- [Tasks for this exercise]
**a.** Copy the passage of the post responding to tutor feedback that begins with the words containing "This post is" and ends with "by my tutor.".
**b.** List every word or phrase that the post responding to tutor feedback places in single quotation marks.

- [Excerpted text]

※

Assignment One – Workflow – Response to Tutor Feedback

This post is my response to the tutor feedback for my first assignment for Digital Photographic Practice, Workflow. It does not show the report in full but merely addresses the salient points put forward by my tutor.

Feedback on assignment
“You decided to shoot them all in the same way, creating what could be called a rudimentary ‘typology’ of ‘stickered drainpipes’ in a particular time and place. I do have a question about whether the images are ‘new’ in any way. Is there anything improbable, unexpected, informative here, or would these images fit a little too comfortably into our saturated image environment?”

In the context of my environment these images are a little unusual. Singapore is notoriously fastidious about cleanliness and streets are normally immaculately kept. So, to find a whole street with stickers pasted everywhere is very unusual. It is not by accident that these stickers are left here. In other parts of the City they would have been cleaned away as a blight on public property. But here (and only here) they are allowed to remain. I think it is felt by the ‘powers that be’ that this is a ‘cool’ place which the hipsters frequent (which indeed they do) and as a result have decided to give the place it’s own identity by allowing this. It is quite a bold statement in light of the prosecution of someone caught pasting stickers in another area of town (these were not political or religious stickers ‘merely’ social comment and actually very funny). So culturally, yes, they are unexpected and quite improbable. However, I make no mention of the above in my assignment and was concentrating on the image alone rather than the social and cultural connotations of what I had taken. This has been duly noted.

※

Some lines
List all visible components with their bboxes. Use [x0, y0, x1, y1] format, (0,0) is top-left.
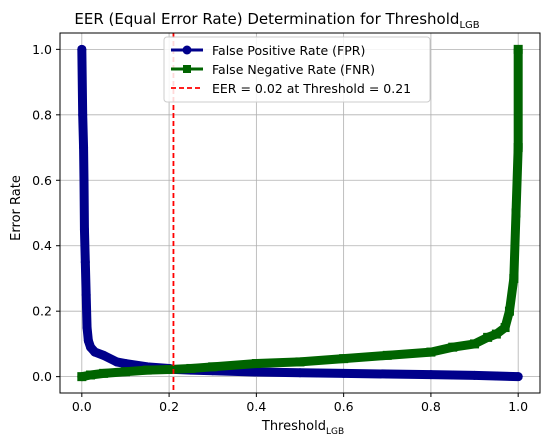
- data-point-fpr: [80, 257, 90, 267]
- data-point-fnr: [500, 323, 510, 333]
- data-point-fnr: [426, 347, 436, 357]
- data-point-fnr: [504, 306, 514, 316]
- y-tick-label: 0.8: [32, 107, 52, 122]
- y-tick-label: 0.0: [32, 369, 52, 384]
- legend-fpr-label: False Positive Rate (FPR): [212, 43, 365, 58]
- data-point-fnr: [491, 329, 501, 339]
- x-tick-label: 0.6: [334, 399, 354, 414]
- data-point-fnr: [142, 365, 152, 375]
- legend-fnr-label: False Negative Rate (FNR): [212, 62, 375, 77]
- legend-entry-fnr: False Negative Rate (FNR): [171, 62, 375, 77]
- x-tick-label: 0.8: [421, 399, 441, 414]
- data-point-fnr: [483, 332, 493, 342]
- data-point-fnr: [86, 370, 96, 380]
- x-axis-label-main: Threshold: [261, 419, 326, 434]
- data-point-fnr: [382, 350, 392, 360]
- data-point-fpr: [339, 368, 349, 378]
- legend-eer-label: EER = 0.02 at Threshold = 0.21: [212, 81, 411, 96]
- chart-title-subscript: LGB: [459, 20, 479, 31]
- legend-fpr-marker: [182, 45, 192, 55]
- y-tick-label: 0.6: [32, 173, 52, 188]
- x-tick-label: 0.2: [159, 399, 179, 414]
- data-point-fnr: [251, 359, 261, 369]
- y-tick-label: 0.4: [32, 238, 52, 253]
- series-layer: [77, 44, 523, 382]
- data-point-fpr: [90, 347, 100, 357]
- data-point-fpr: [79, 224, 89, 234]
- data-point-fnr: [470, 339, 480, 349]
- data-point-fpr: [79, 143, 89, 153]
- data-point-fnr: [208, 362, 218, 372]
- data-point-fpr: [382, 369, 392, 379]
- x-tick-label: 0.0: [72, 399, 92, 414]
- data-point-fpr: [81, 290, 91, 300]
- data-point-fnr: [77, 372, 87, 382]
- y-axis-label: Error Rate: [9, 175, 24, 241]
- data-point-fpr: [99, 350, 109, 360]
- chart-title: EER (Equal Error Rate) Determination for…: [74, 10, 479, 31]
- data-point-fpr: [120, 359, 130, 369]
- x-axis-label: ThresholdLGB: [261, 419, 344, 437]
- data-point-fpr: [78, 110, 88, 120]
- y-tick-label: 1.0: [32, 42, 52, 57]
- data-point-fnr: [448, 342, 458, 352]
- data-point-fpr: [491, 371, 501, 381]
- data-point-fpr: [251, 367, 261, 377]
- data-point-fnr: [513, 44, 523, 54]
- data-point-fpr: [82, 323, 92, 333]
- legend: False Positive Rate (FPR) False Negative…: [163, 36, 431, 103]
- data-point-fpr: [79, 175, 89, 185]
- x-tick-label: 0.4: [246, 399, 266, 414]
- data-point-fnr: [513, 143, 523, 153]
- data-point-fpr: [295, 368, 305, 378]
- legend-entry-eer: EER = 0.02 at Threshold = 0.21: [171, 81, 411, 96]
- data-point-fnr: [99, 368, 109, 378]
- data-point-fnr: [511, 208, 521, 218]
- data-point-fpr: [470, 370, 480, 380]
- data-point-fpr: [112, 357, 122, 367]
- legend-box: [163, 36, 431, 103]
- x-axis-label-subscript: LGB: [326, 427, 344, 437]
- y-tick-label: 0.2: [32, 304, 52, 319]
- data-point-fpr: [77, 44, 87, 54]
- data-point-fnr: [164, 364, 174, 374]
- x-tick-label: 1.0: [508, 399, 528, 414]
- legend-entry-fpr: False Positive Rate (FPR): [171, 43, 365, 58]
- data-point-fnr: [339, 354, 349, 364]
- data-point-fnr: [295, 357, 305, 367]
- data-point-fnr: [509, 273, 519, 283]
- data-point-fnr: [186, 363, 196, 373]
- data-point-fpr: [426, 370, 436, 380]
- data-point-fnr: [120, 367, 130, 377]
- chart-title-main: EER (Equal Error Rate) Determination for…: [74, 10, 459, 28]
- legend-fnr-marker: [183, 65, 191, 73]
- data-point-fpr: [513, 372, 523, 382]
- plot-frame: [59, 32, 541, 394]
- axis-ticks: 0.0 0.2 0.4 0.6 0.8 1.0 0.0 0.2 0.4 0.6 0.8 1.0: [32, 42, 528, 414]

※

- [Problem solutions]
**a.**
This post is my response to the tutor feedback for my first assignment for Digital Photographic Practice, Workflow. It does not show the report in full but merely addresses the salient points put forward by my tutor.

**b.**
typology
stickered drainpipes
new
powers that be
cool
merely